Objective — Restate all of the entries exactly, dropping any pictures they hold.

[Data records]
====
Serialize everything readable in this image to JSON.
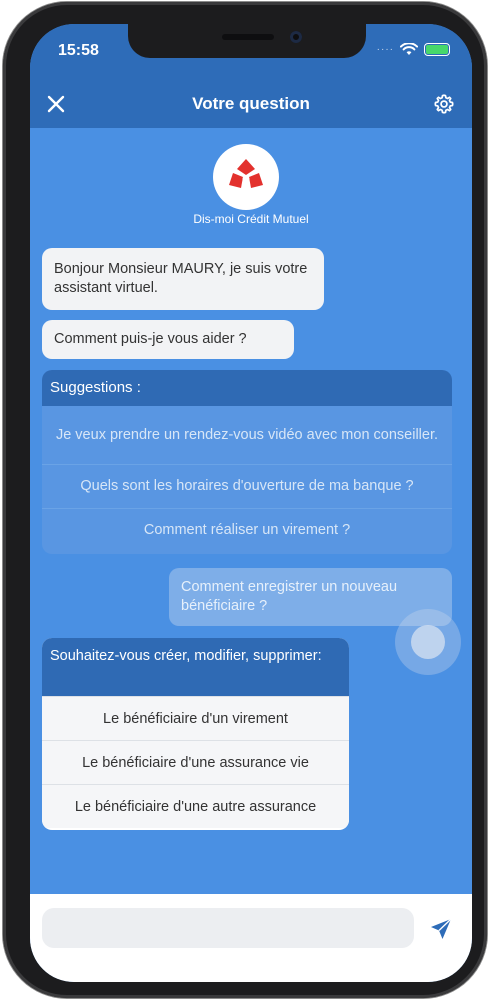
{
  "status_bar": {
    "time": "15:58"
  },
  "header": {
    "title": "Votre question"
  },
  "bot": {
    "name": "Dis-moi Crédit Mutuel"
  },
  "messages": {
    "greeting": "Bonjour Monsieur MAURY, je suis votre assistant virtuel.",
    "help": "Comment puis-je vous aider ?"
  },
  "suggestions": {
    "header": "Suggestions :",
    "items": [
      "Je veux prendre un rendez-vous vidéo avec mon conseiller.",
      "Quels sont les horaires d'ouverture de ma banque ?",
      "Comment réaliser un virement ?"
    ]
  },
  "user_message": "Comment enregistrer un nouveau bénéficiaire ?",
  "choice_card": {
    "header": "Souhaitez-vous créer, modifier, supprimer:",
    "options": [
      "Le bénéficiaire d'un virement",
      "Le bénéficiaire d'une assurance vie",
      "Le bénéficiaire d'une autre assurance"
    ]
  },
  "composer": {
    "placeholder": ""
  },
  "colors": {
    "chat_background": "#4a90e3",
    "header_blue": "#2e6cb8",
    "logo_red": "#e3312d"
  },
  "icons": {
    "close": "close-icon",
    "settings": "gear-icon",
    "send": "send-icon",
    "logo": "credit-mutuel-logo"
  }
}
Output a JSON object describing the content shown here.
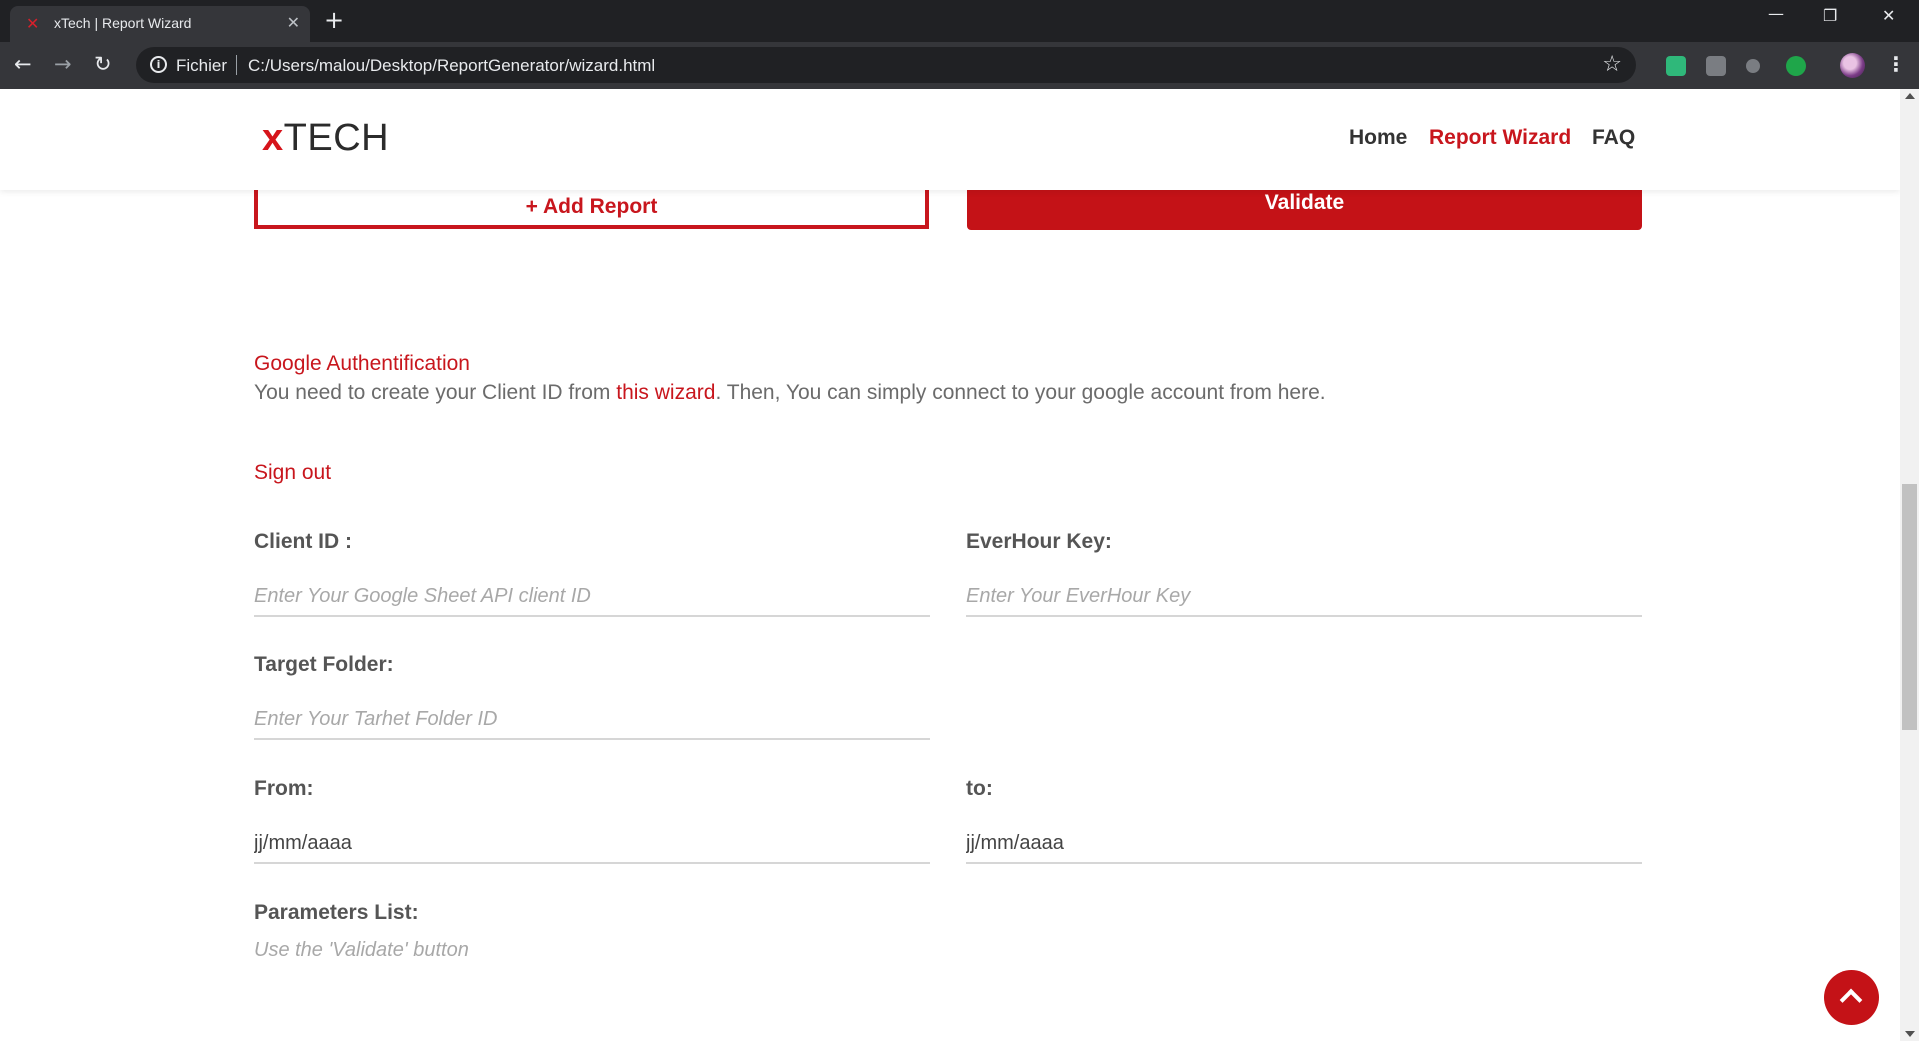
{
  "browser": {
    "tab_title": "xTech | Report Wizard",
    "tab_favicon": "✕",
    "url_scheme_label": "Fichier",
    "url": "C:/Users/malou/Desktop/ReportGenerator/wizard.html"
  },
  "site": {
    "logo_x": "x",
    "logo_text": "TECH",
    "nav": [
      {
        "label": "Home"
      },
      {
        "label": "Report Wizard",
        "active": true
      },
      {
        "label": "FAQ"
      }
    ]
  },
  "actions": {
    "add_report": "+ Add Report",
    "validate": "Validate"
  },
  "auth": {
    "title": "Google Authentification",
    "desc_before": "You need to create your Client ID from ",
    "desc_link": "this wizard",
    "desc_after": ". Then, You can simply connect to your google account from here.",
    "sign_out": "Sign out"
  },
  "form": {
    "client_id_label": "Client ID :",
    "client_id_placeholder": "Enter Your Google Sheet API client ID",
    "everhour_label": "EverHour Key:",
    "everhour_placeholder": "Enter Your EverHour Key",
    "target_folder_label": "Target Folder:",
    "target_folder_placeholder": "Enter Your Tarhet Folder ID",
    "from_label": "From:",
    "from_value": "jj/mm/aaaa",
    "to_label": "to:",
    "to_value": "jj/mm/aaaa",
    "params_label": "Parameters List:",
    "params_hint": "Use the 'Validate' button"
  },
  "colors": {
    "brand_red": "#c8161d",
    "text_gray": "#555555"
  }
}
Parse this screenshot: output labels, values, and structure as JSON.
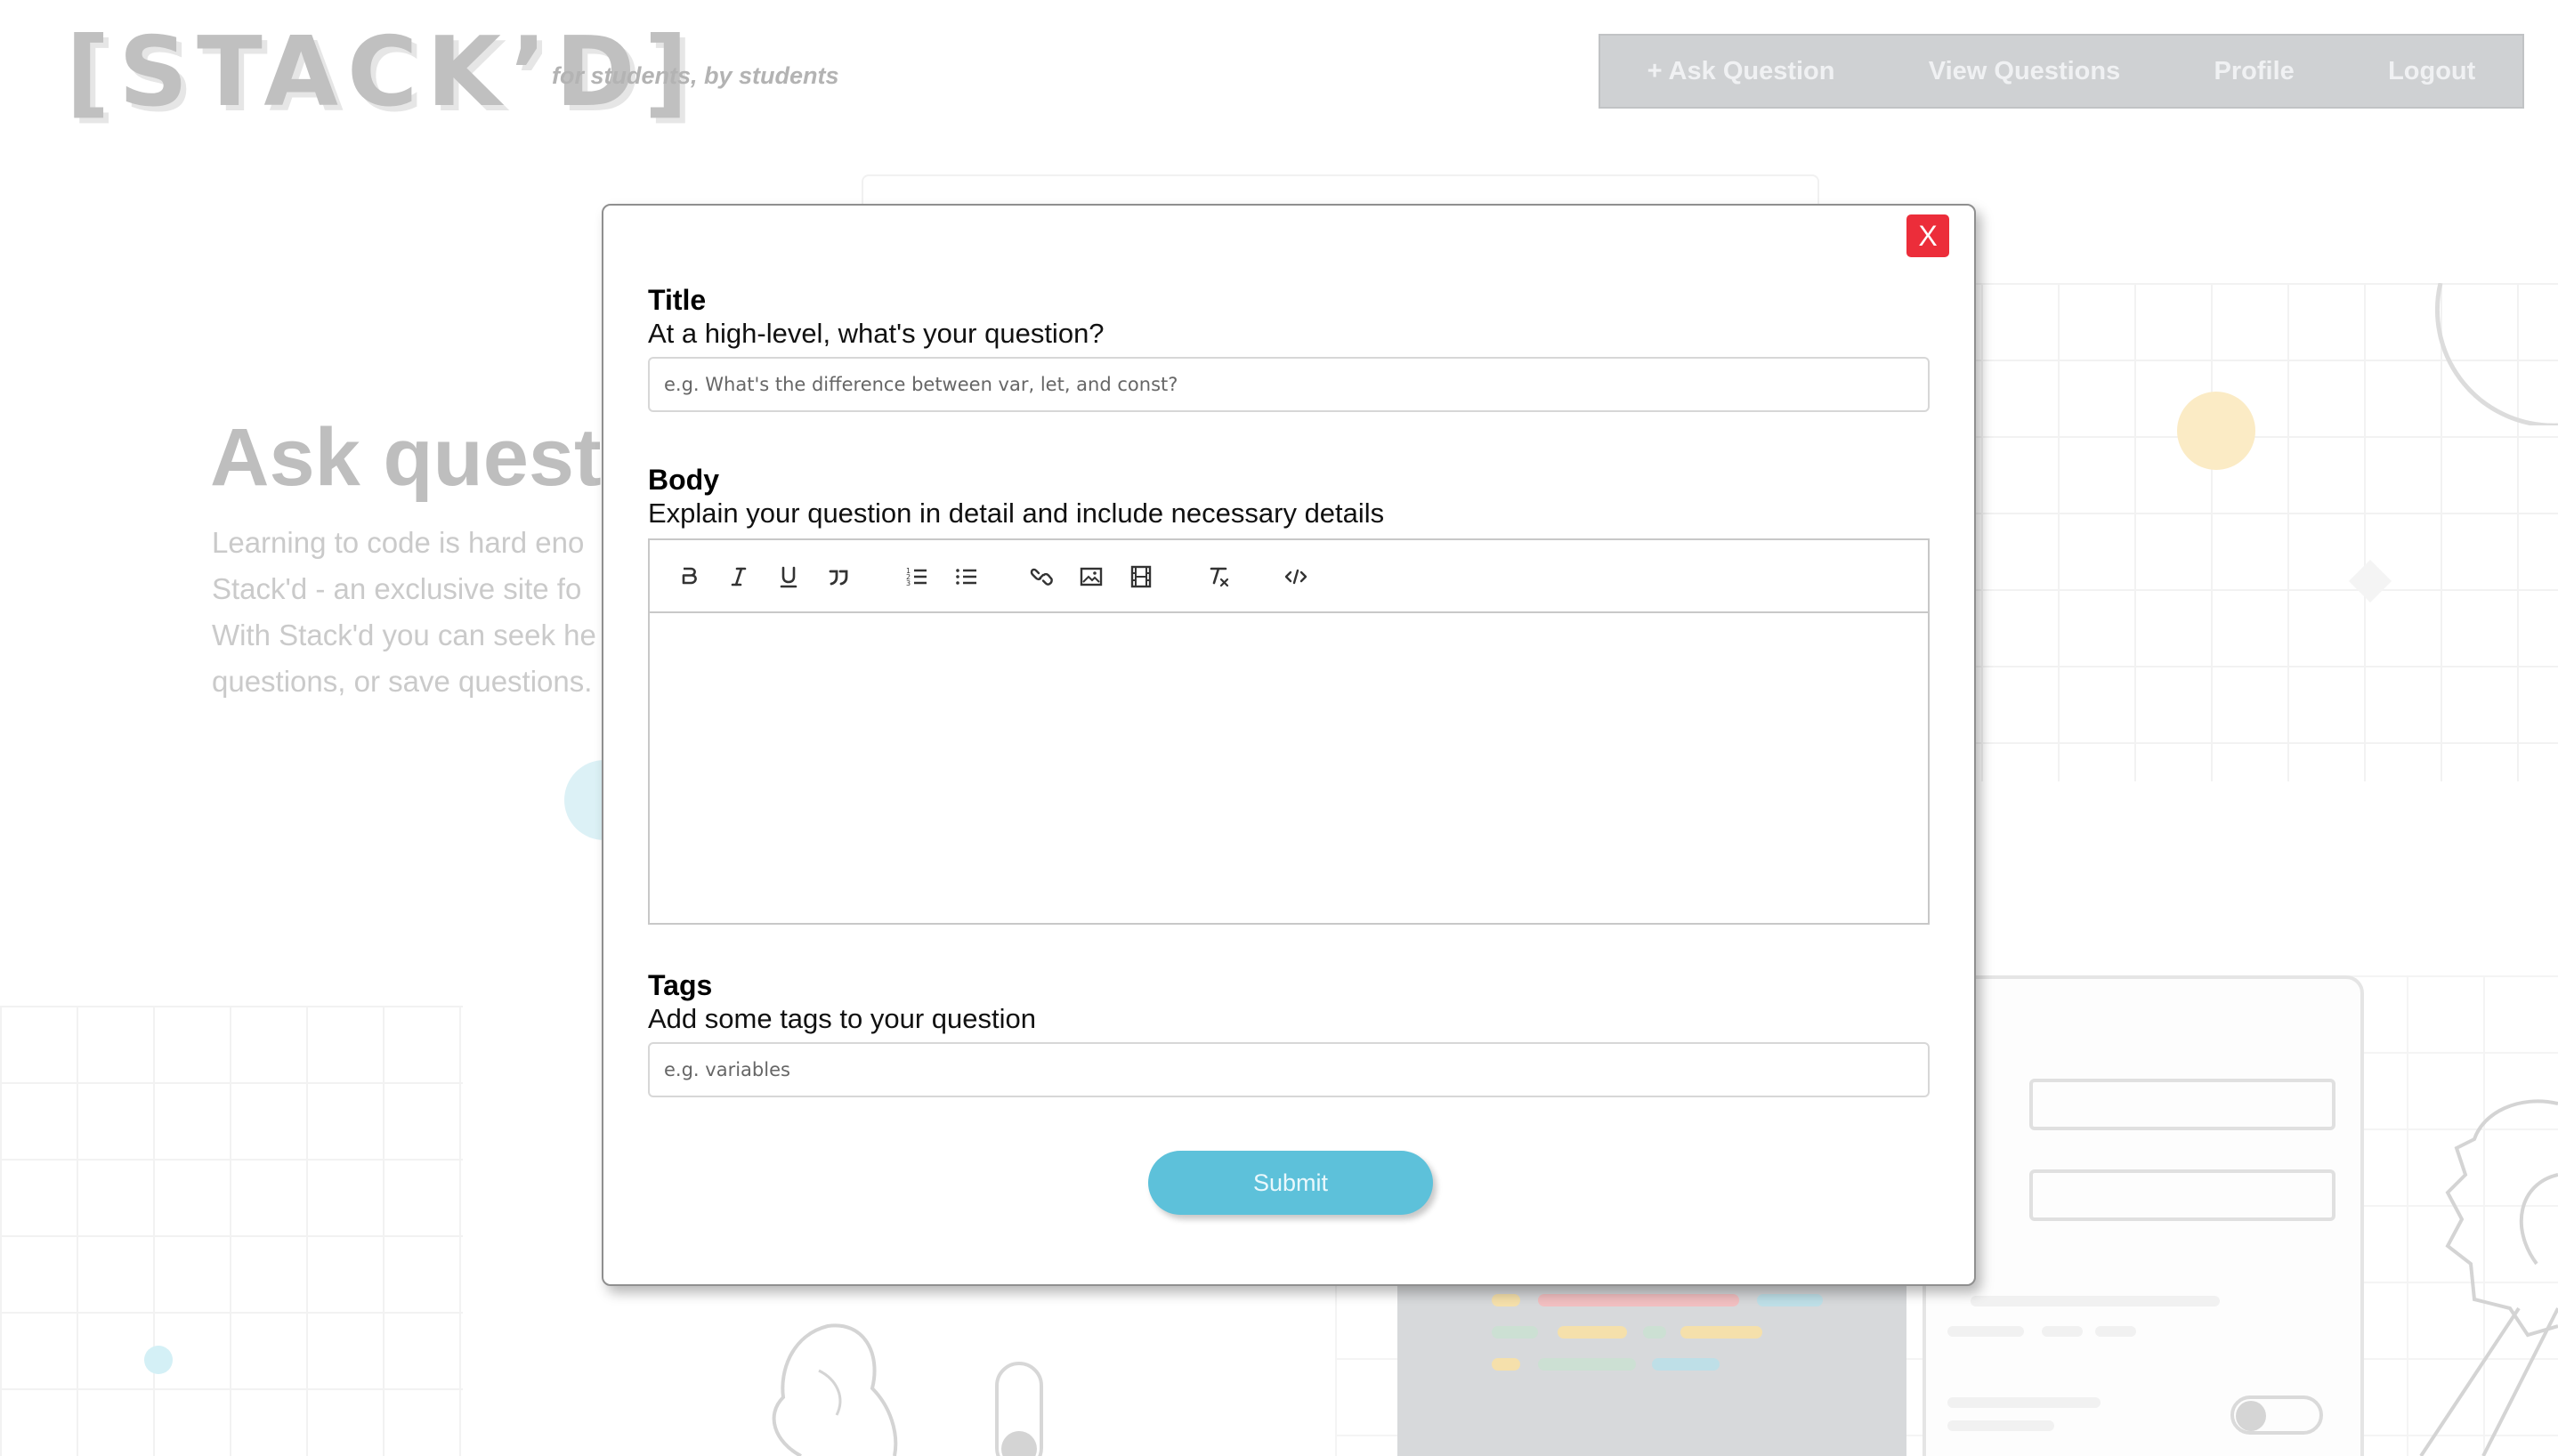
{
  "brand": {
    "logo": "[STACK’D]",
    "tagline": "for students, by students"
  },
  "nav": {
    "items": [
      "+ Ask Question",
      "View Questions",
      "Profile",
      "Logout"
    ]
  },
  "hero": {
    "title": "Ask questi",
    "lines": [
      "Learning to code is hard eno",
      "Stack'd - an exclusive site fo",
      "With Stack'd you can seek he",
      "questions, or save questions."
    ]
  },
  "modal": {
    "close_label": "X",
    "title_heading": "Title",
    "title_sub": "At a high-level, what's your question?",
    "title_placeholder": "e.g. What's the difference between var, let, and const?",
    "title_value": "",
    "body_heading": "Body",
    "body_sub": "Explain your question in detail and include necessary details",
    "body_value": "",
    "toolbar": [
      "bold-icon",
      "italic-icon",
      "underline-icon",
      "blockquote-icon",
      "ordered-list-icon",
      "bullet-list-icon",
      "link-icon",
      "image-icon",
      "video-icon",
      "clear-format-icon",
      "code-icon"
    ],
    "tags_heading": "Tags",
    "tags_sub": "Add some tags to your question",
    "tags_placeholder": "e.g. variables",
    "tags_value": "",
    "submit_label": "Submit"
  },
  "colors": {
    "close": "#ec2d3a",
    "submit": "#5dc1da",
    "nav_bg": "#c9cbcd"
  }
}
====
Solution for this problem —
Serialize everything readable in this image to JSON.
{
  "status_bar": {
    "time": "15:58"
  },
  "header": {
    "title": "Votre question"
  },
  "bot": {
    "name": "Dis-moi Crédit Mutuel"
  },
  "messages": {
    "greeting": "Bonjour Monsieur MAURY, je suis votre assistant virtuel.",
    "help": "Comment puis-je vous aider ?"
  },
  "suggestions": {
    "header": "Suggestions :",
    "items": [
      "Je veux prendre un rendez-vous vidéo avec mon conseiller.",
      "Quels sont les horaires d'ouverture de ma banque ?",
      "Comment réaliser un virement ?"
    ]
  },
  "user_message": "Comment enregistrer un nouveau bénéficiaire ?",
  "choice_card": {
    "header": "Souhaitez-vous créer, modifier, supprimer:",
    "options": [
      "Le bénéficiaire d'un virement",
      "Le bénéficiaire d'une assurance vie",
      "Le bénéficiaire d'une autre assurance"
    ]
  },
  "composer": {
    "placeholder": ""
  },
  "colors": {
    "chat_background": "#4a90e3",
    "header_blue": "#2e6cb8",
    "logo_red": "#e3312d"
  },
  "icons": {
    "close": "close-icon",
    "settings": "gear-icon",
    "send": "send-icon",
    "logo": "credit-mutuel-logo"
  }
}
Output a JSON object describing the content shown here.
{
  "browser": {
    "tab_title": "xTech | Report Wizard",
    "tab_favicon": "✕",
    "url_scheme_label": "Fichier",
    "url": "C:/Users/malou/Desktop/ReportGenerator/wizard.html"
  },
  "site": {
    "logo_x": "x",
    "logo_text": "TECH",
    "nav": [
      {
        "label": "Home"
      },
      {
        "label": "Report Wizard",
        "active": true
      },
      {
        "label": "FAQ"
      }
    ]
  },
  "actions": {
    "add_report": "+ Add Report",
    "validate": "Validate"
  },
  "auth": {
    "title": "Google Authentification",
    "desc_before": "You need to create your Client ID from ",
    "desc_link": "this wizard",
    "desc_after": ". Then, You can simply connect to your google account from here.",
    "sign_out": "Sign out"
  },
  "form": {
    "client_id_label": "Client ID :",
    "client_id_placeholder": "Enter Your Google Sheet API client ID",
    "everhour_label": "EverHour Key:",
    "everhour_placeholder": "Enter Your EverHour Key",
    "target_folder_label": "Target Folder:",
    "target_folder_placeholder": "Enter Your Tarhet Folder ID",
    "from_label": "From:",
    "from_value": "jj/mm/aaaa",
    "to_label": "to:",
    "to_value": "jj/mm/aaaa",
    "params_label": "Parameters List:",
    "params_hint": "Use the 'Validate' button"
  },
  "colors": {
    "brand_red": "#c8161d",
    "text_gray": "#555555"
  }
}
Parse this screenshot: output labels, values, and structure as JSON.
{
  "brand": {
    "logo": "[STACK’D]",
    "tagline": "for students, by students"
  },
  "nav": {
    "items": [
      "+ Ask Question",
      "View Questions",
      "Profile",
      "Logout"
    ]
  },
  "hero": {
    "title": "Ask questi",
    "lines": [
      "Learning to code is hard eno",
      "Stack'd - an exclusive site fo",
      "With Stack'd you can seek he",
      "questions, or save questions."
    ]
  },
  "modal": {
    "close_label": "X",
    "title_heading": "Title",
    "title_sub": "At a high-level, what's your question?",
    "title_placeholder": "e.g. What's the difference between var, let, and const?",
    "title_value": "",
    "body_heading": "Body",
    "body_sub": "Explain your question in detail and include necessary details",
    "body_value": "",
    "toolbar": [
      "bold-icon",
      "italic-icon",
      "underline-icon",
      "blockquote-icon",
      "ordered-list-icon",
      "bullet-list-icon",
      "link-icon",
      "image-icon",
      "video-icon",
      "clear-format-icon",
      "code-icon"
    ],
    "tags_heading": "Tags",
    "tags_sub": "Add some tags to your question",
    "tags_placeholder": "e.g. variables",
    "tags_value": "",
    "submit_label": "Submit"
  },
  "colors": {
    "close": "#ec2d3a",
    "submit": "#5dc1da",
    "nav_bg": "#c9cbcd"
  }
}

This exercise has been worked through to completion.